_WHAT IS EXPECTED_: Please reproduce every row below word for word, leaving out the pictures.

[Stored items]
--------

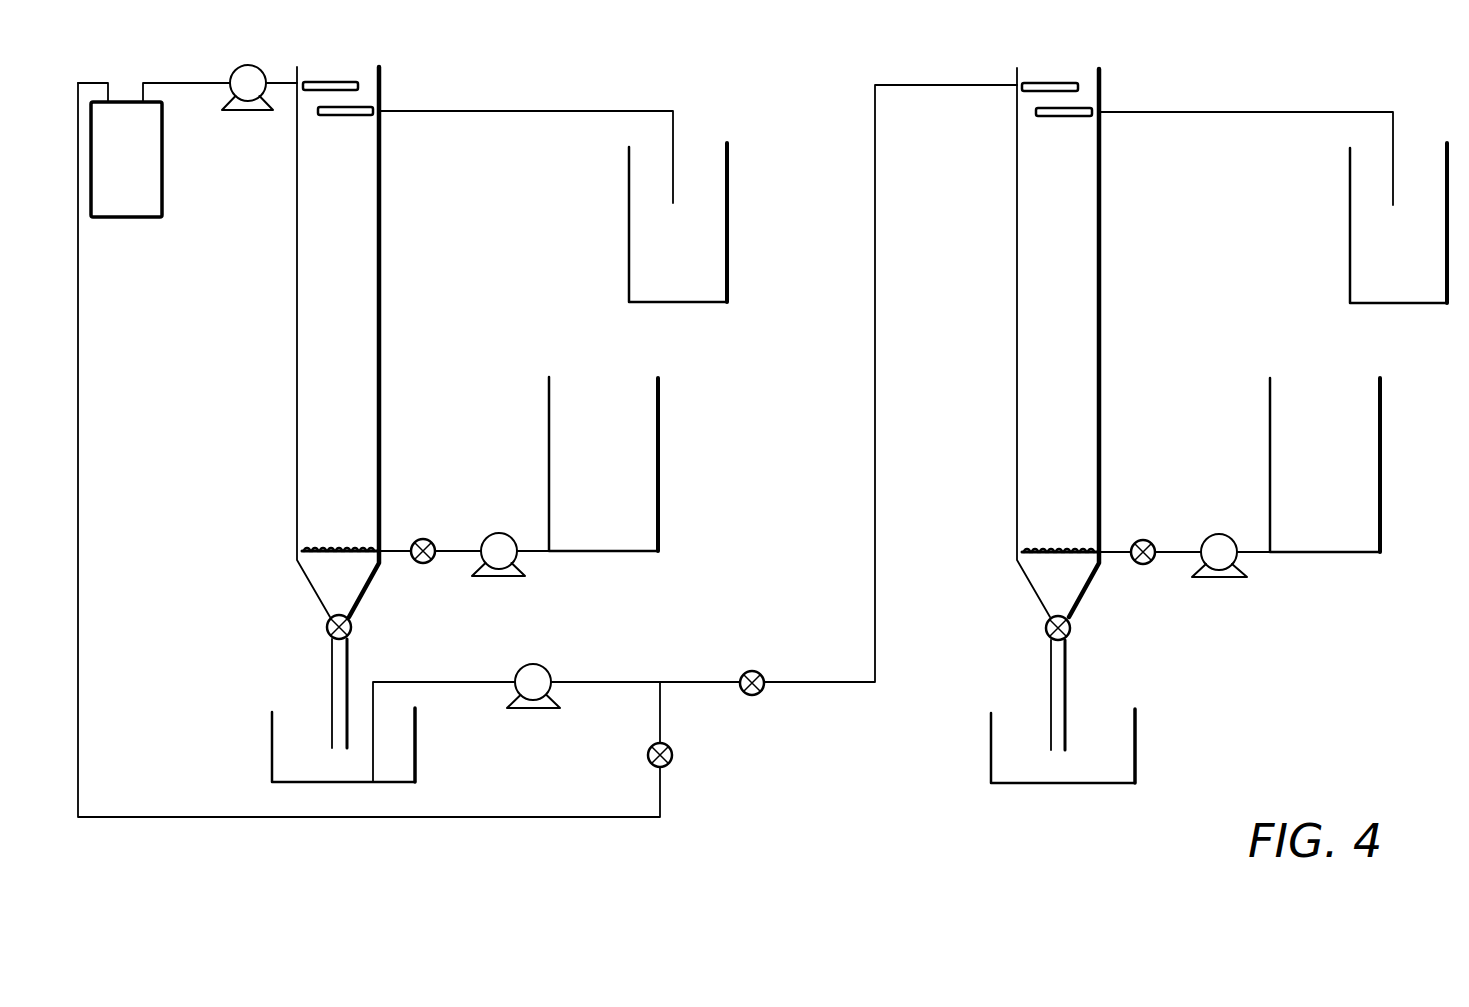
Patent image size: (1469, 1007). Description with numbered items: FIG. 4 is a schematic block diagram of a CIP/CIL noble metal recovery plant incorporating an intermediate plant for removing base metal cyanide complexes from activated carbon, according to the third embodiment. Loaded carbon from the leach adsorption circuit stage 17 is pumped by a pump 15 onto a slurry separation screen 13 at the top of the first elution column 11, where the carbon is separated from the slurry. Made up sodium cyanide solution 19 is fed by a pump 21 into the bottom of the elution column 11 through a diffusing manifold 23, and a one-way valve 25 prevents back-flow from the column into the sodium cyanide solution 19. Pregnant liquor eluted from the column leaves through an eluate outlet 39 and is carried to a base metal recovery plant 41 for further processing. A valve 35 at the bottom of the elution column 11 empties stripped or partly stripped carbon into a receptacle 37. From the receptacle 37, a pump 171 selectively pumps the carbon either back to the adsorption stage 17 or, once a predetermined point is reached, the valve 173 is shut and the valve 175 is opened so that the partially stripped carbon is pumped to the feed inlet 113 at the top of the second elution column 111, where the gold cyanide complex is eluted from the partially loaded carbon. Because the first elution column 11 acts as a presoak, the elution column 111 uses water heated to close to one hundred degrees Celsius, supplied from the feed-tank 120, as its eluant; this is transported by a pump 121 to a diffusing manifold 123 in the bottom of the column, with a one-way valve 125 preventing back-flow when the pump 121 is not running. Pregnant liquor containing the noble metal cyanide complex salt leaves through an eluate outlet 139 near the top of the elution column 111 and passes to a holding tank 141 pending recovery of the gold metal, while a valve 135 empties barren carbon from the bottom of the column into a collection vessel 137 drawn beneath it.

The elution column 11 is at (297, 238).
The slurry separation screen 13 is at (345, 82).
The pump 15 is at (250, 65).
The leach adsorption circuit stage 17 is at (162, 160).
The made up sodium cyanide solution 19 is at (658, 486).
The pump 21 is at (499, 533).
The diffusing manifold 23 is at (305, 548).
The one-way valve 25 is at (423, 539).
The valve 35 is at (351, 625).
The receptacle 37 is at (272, 752).
The eluate outlet 39 is at (371, 110).
The base metal recovery plant 41 is at (629, 230).
The elution column 111 is at (1017, 432).
The feed inlet 113 is at (1068, 83).
The feed-tank 120 is at (1380, 487).
The pump 121 is at (1219, 534).
The diffusing manifold 123 is at (1025, 549).
The one-way valve 125 is at (1143, 540).
The valve 135 is at (1070, 626).
The second collection tank 137 is at (991, 752).
The eluate outlet 139 is at (1092, 111).
The holding tank 141 is at (1350, 232).
The pump 171 is at (533, 664).
The valve 173 is at (672, 755).
The valve 175 is at (752, 671).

--------

_SOLUTION BELOW_:
Patent image size: (1469, 1007). Description with numbered items: FIG. 4 is a schematic block diagram of a CIP/CIL noble metal recovery plant incorporating an intermediate plant for removing base metal cyanide complexes from activated carbon, according to the third embodiment. Loaded carbon from the leach adsorption circuit stage 17 is pumped by a pump 15 onto a slurry separation screen 13 at the top of the first elution column 11, where the carbon is separated from the slurry. Made up sodium cyanide solution 19 is fed by a pump 21 into the bottom of the elution column 11 through a diffusing manifold 23, and a one-way valve 25 prevents back-flow from the column into the sodium cyanide solution 19. Pregnant liquor eluted from the column leaves through an eluate outlet 39 and is carried to a base metal recovery plant 41 for further processing. A valve 35 at the bottom of the elution column 11 empties stripped or partly stripped carbon into a receptacle 37. From the receptacle 37, a pump 171 selectively pumps the carbon either back to the adsorption stage 17 or, once a predetermined point is reached, the valve 173 is shut and the valve 175 is opened so that the partially stripped carbon is pumped to the feed inlet 113 at the top of the second elution column 111, where the gold cyanide complex is eluted from the partially loaded carbon. Because the first elution column 11 acts as a presoak, the elution column 111 uses water heated to close to one hundred degrees Celsius, supplied from the feed-tank 120, as its eluant; this is transported by a pump 121 to a diffusing manifold 123 in the bottom of the column, with a one-way valve 125 preventing back-flow when the pump 121 is not running. Pregnant liquor containing the noble metal cyanide complex salt leaves through an eluate outlet 139 near the top of the elution column 111 and passes to a holding tank 141 pending recovery of the gold metal, while a valve 135 empties barren carbon from the bottom of the column into a collection vessel 137 drawn beneath it.

The elution column 11 is at (297, 238).
The slurry separation screen 13 is at (345, 82).
The pump 15 is at (250, 65).
The leach adsorption circuit stage 17 is at (162, 160).
The made up sodium cyanide solution 19 is at (658, 486).
The pump 21 is at (499, 533).
The diffusing manifold 23 is at (305, 548).
The one-way valve 25 is at (423, 539).
The valve 35 is at (351, 625).
The receptacle 37 is at (272, 752).
The eluate outlet 39 is at (371, 110).
The base metal recovery plant 41 is at (629, 230).
The elution column 111 is at (1017, 432).
The feed inlet 113 is at (1068, 83).
The feed-tank 120 is at (1380, 487).
The pump 121 is at (1219, 534).
The diffusing manifold 123 is at (1025, 549).
The one-way valve 125 is at (1143, 540).
The valve 135 is at (1070, 626).
The second collection tank 137 is at (991, 752).
The eluate outlet 139 is at (1092, 111).
The holding tank 141 is at (1350, 232).
The pump 171 is at (533, 664).
The valve 173 is at (672, 755).
The valve 175 is at (752, 671).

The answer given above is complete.